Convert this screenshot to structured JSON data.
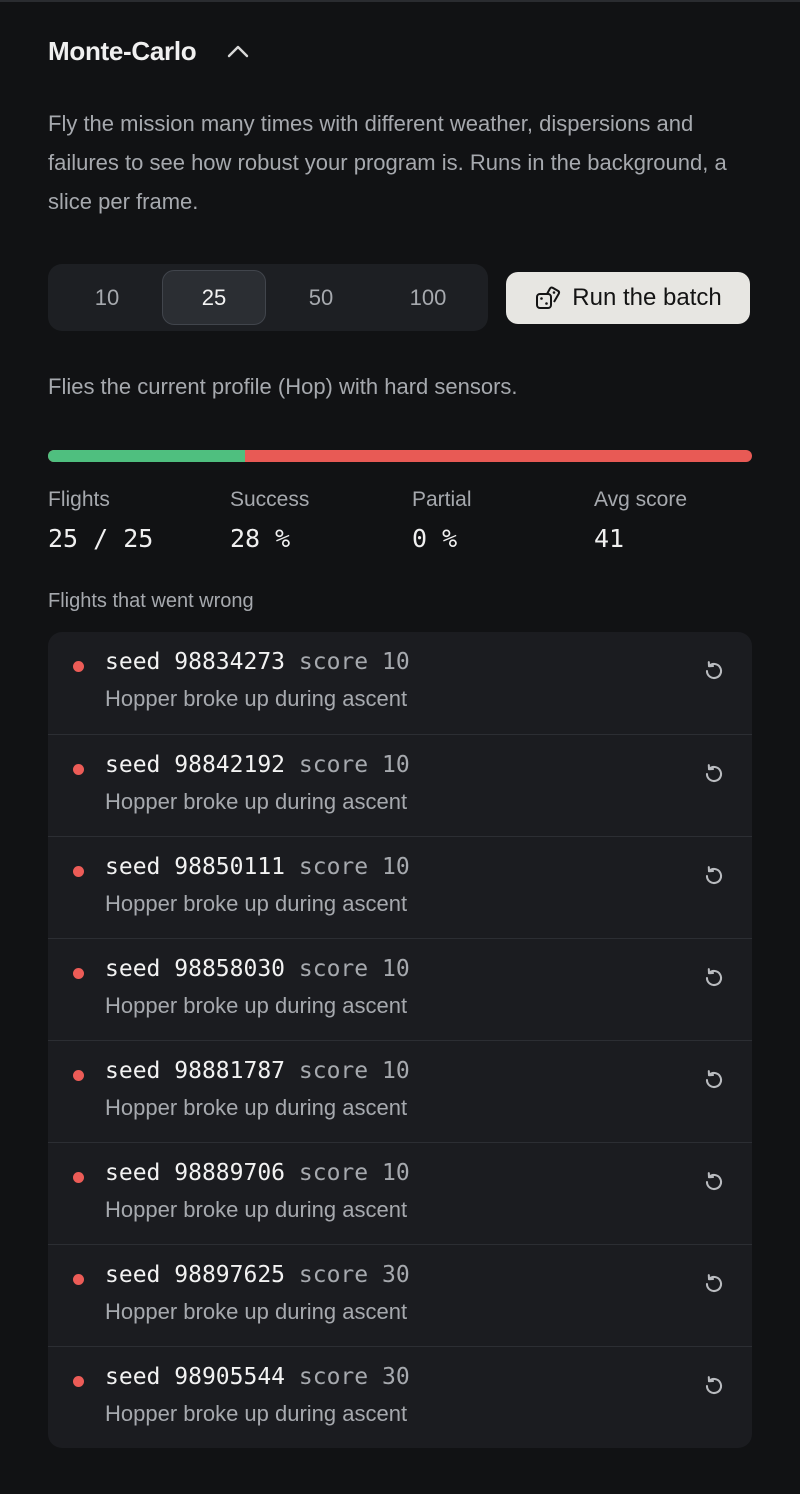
{
  "section": {
    "title": "Monte-Carlo",
    "description": "Fly the mission many times with different weather, dispersions and failures to see how robust your program is. Runs in the background, a slice per frame.",
    "collapse_icon": "chevron-up-icon"
  },
  "batch_sizes": {
    "options": [
      "10",
      "25",
      "50",
      "100"
    ],
    "selected": "25"
  },
  "run_button": {
    "label": "Run the batch",
    "icon": "dice-icon"
  },
  "profile_note": "Flies the current profile (Hop) with hard sensors.",
  "progress": {
    "success_fraction": 0.28,
    "colors": {
      "success": "#4fbf7f",
      "failure": "#e85a55"
    }
  },
  "stats": {
    "flights": {
      "label": "Flights",
      "value": "25 / 25"
    },
    "success": {
      "label": "Success",
      "value": "28 %"
    },
    "partial": {
      "label": "Partial",
      "value": "0 %"
    },
    "avg_score": {
      "label": "Avg score",
      "value": "41"
    }
  },
  "failures": {
    "title": "Flights that went wrong",
    "seed_word": "seed",
    "score_word": "score",
    "retry_icon": "retry-icon",
    "items": [
      {
        "seed": "98834273",
        "score": "10",
        "message": "Hopper broke up during ascent"
      },
      {
        "seed": "98842192",
        "score": "10",
        "message": "Hopper broke up during ascent"
      },
      {
        "seed": "98850111",
        "score": "10",
        "message": "Hopper broke up during ascent"
      },
      {
        "seed": "98858030",
        "score": "10",
        "message": "Hopper broke up during ascent"
      },
      {
        "seed": "98881787",
        "score": "10",
        "message": "Hopper broke up during ascent"
      },
      {
        "seed": "98889706",
        "score": "10",
        "message": "Hopper broke up during ascent"
      },
      {
        "seed": "98897625",
        "score": "30",
        "message": "Hopper broke up during ascent"
      },
      {
        "seed": "98905544",
        "score": "30",
        "message": "Hopper broke up during ascent"
      }
    ]
  }
}
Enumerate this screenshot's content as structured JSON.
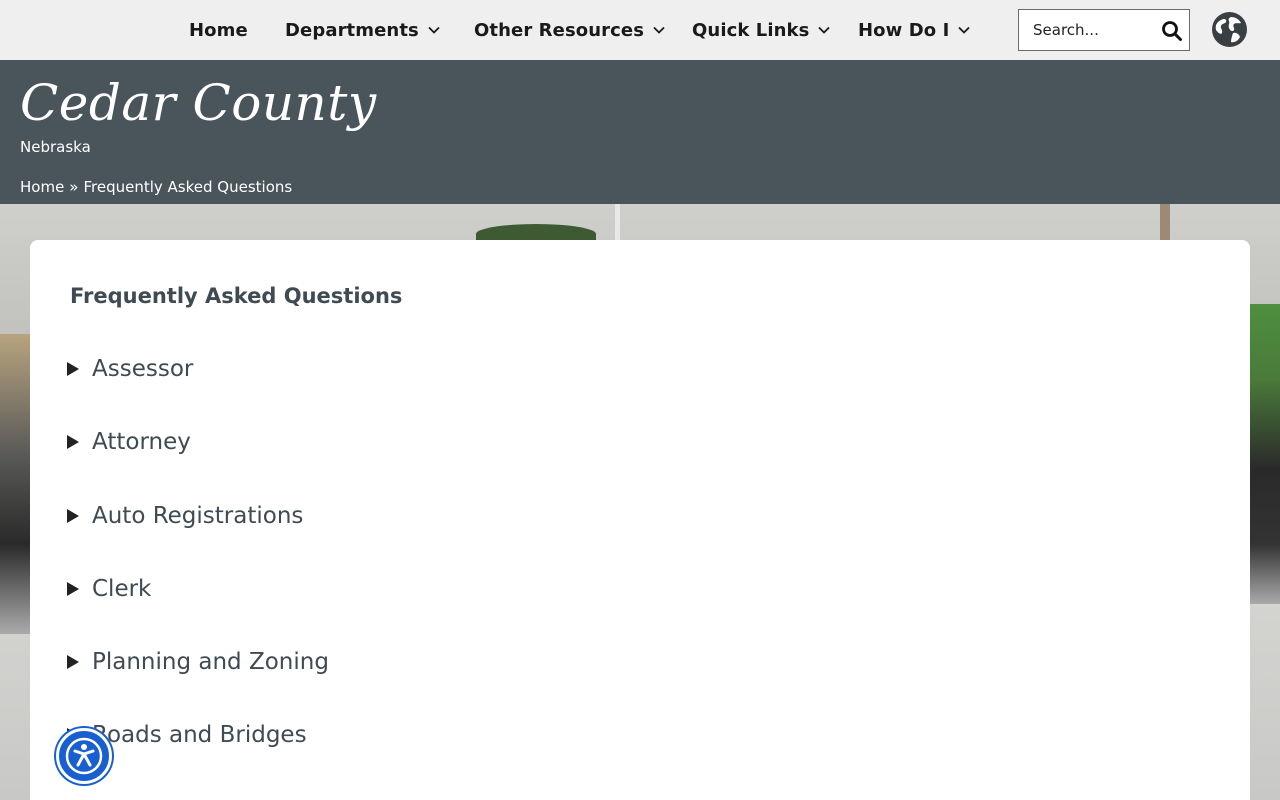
{
  "nav": {
    "items": [
      {
        "label": "Home",
        "has_dropdown": false
      },
      {
        "label": "Departments",
        "has_dropdown": true
      },
      {
        "label": "Other Resources",
        "has_dropdown": true
      },
      {
        "label": "Quick Links",
        "has_dropdown": true
      },
      {
        "label": "How Do I",
        "has_dropdown": true
      }
    ],
    "search_placeholder": "Search...",
    "search_icon": "search-icon",
    "language_icon": "globe-icon"
  },
  "header": {
    "title": "Cedar County",
    "subtitle": "Nebraska",
    "breadcrumb": {
      "home": "Home",
      "separator": "»",
      "current": "Frequently Asked Questions"
    }
  },
  "main": {
    "heading": "Frequently Asked Questions",
    "faq_items": [
      "Assessor",
      "Attorney",
      "Auto Registrations",
      "Clerk",
      "Planning and Zoning",
      "Roads and Bridges"
    ]
  },
  "accessibility": {
    "icon": "accessibility-icon"
  },
  "colors": {
    "header_bg": "#4a545b",
    "nav_bg": "#efefef",
    "text_dark": "#3f4a52",
    "a11y_blue": "#1a5fd1"
  }
}
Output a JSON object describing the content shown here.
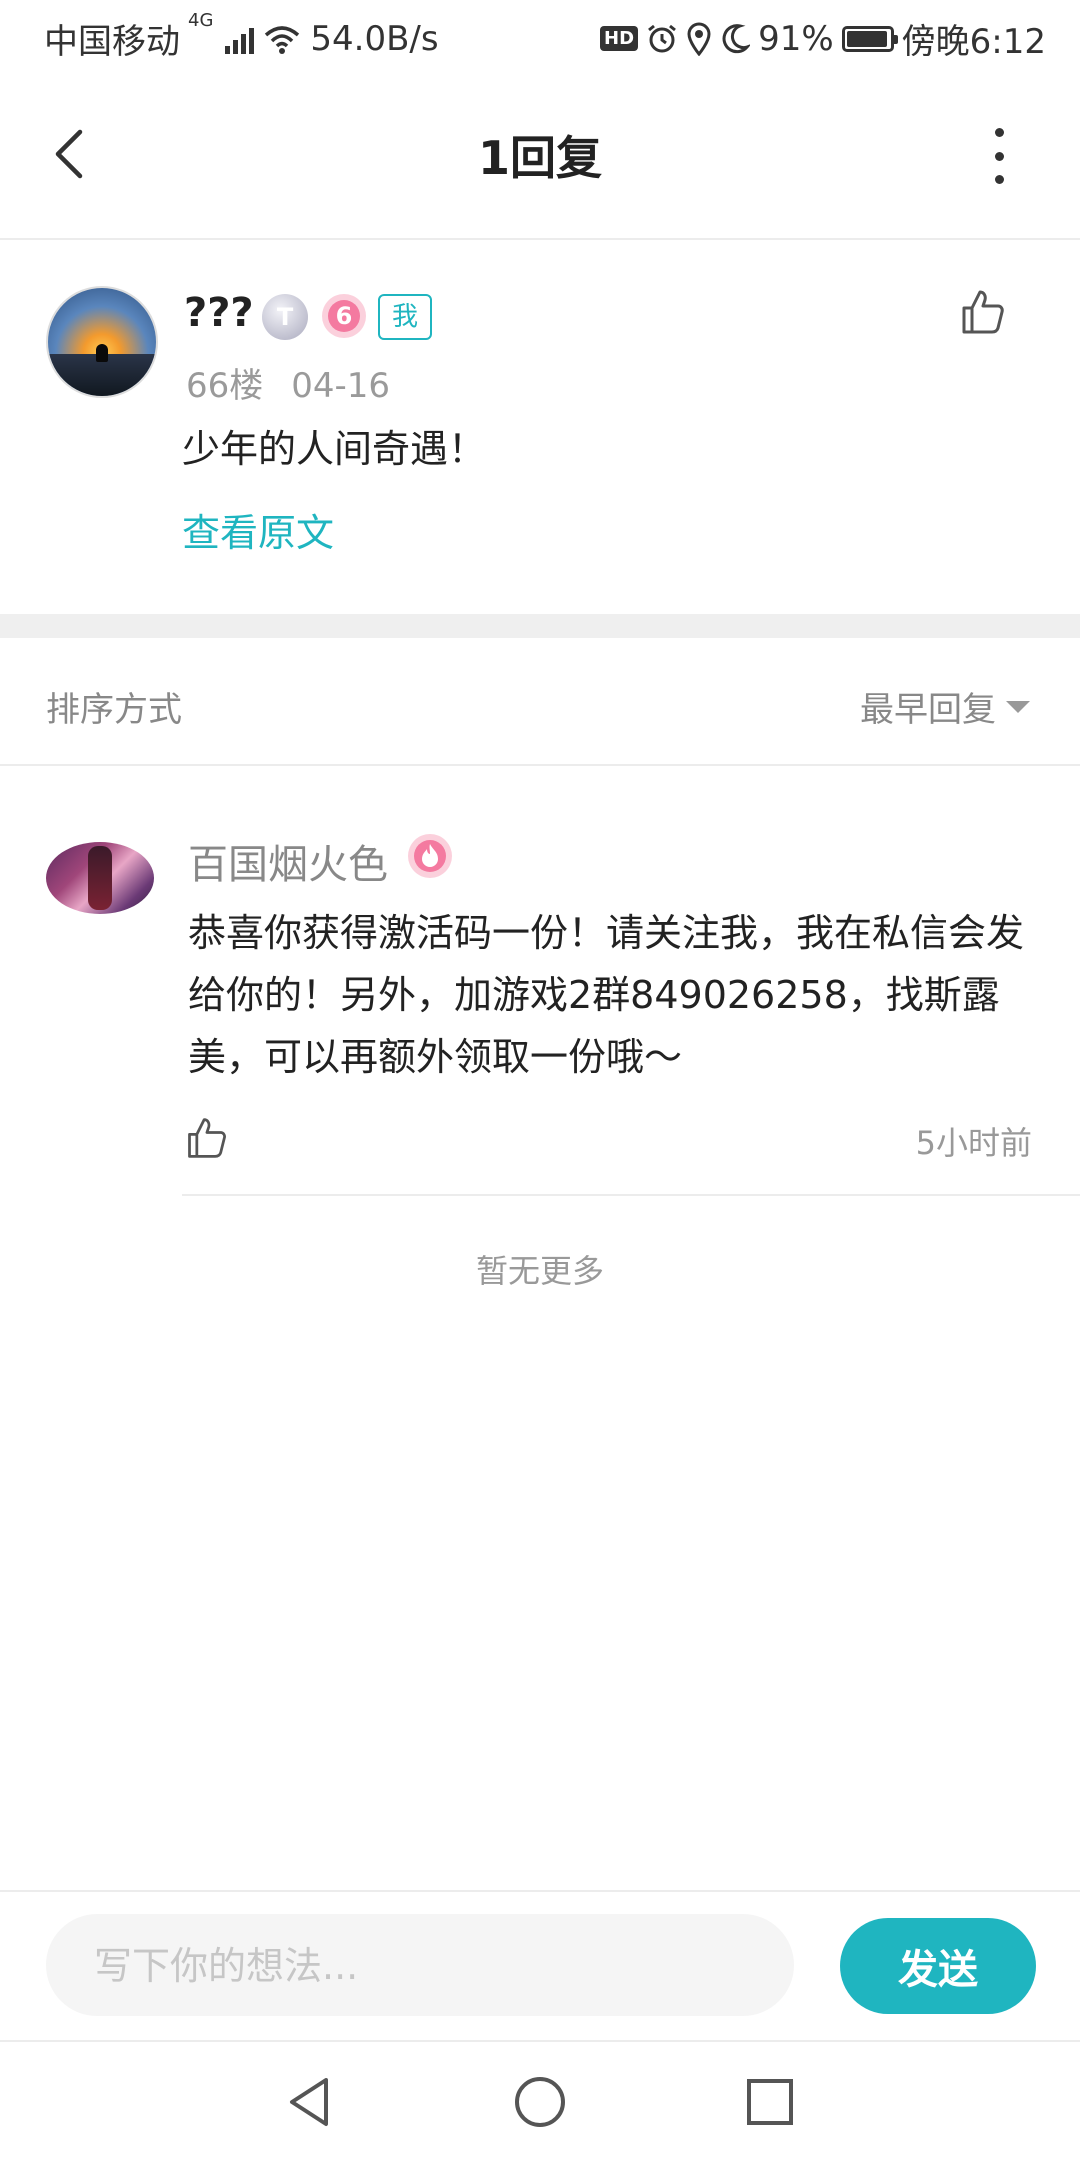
{
  "status_bar": {
    "carrier": "中国移动",
    "network": "4G",
    "speed": "54.0B/s",
    "hd": "HD",
    "battery": "91%",
    "time": "傍晚6:12"
  },
  "header": {
    "title": "1回复"
  },
  "post": {
    "username": "???",
    "badge_t": "T",
    "badge_level": "6",
    "me_tag": "我",
    "floor": "66楼",
    "date": "04-16",
    "content": "少年的人间奇遇！",
    "view_original": "查看原文"
  },
  "sort": {
    "label": "排序方式",
    "selected": "最早回复"
  },
  "reply": {
    "username": "百国烟火色",
    "content": "恭喜你获得激活码一份！请关注我，我在私信会发给你的！另外，加游戏2群849026258，找斯露美，可以再额外领取一份哦～",
    "time": "5小时前"
  },
  "no_more": "暂无更多",
  "input": {
    "placeholder": "写下你的想法...",
    "send_label": "发送"
  },
  "colors": {
    "accent": "#1fb5c0",
    "divider": "#ececec"
  }
}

+---+

§ WHAT TO WORK ON
Show the lines of the data that hold the word "with".

§ WRITTEN RESPONSE
    "description": "Fly the mission many times with different weather, dispersions and failures to see how robust your program is. Runs in the background, a slice per frame.",
  "profile_note": "Flies the current profile (Hop) with hard sensors.",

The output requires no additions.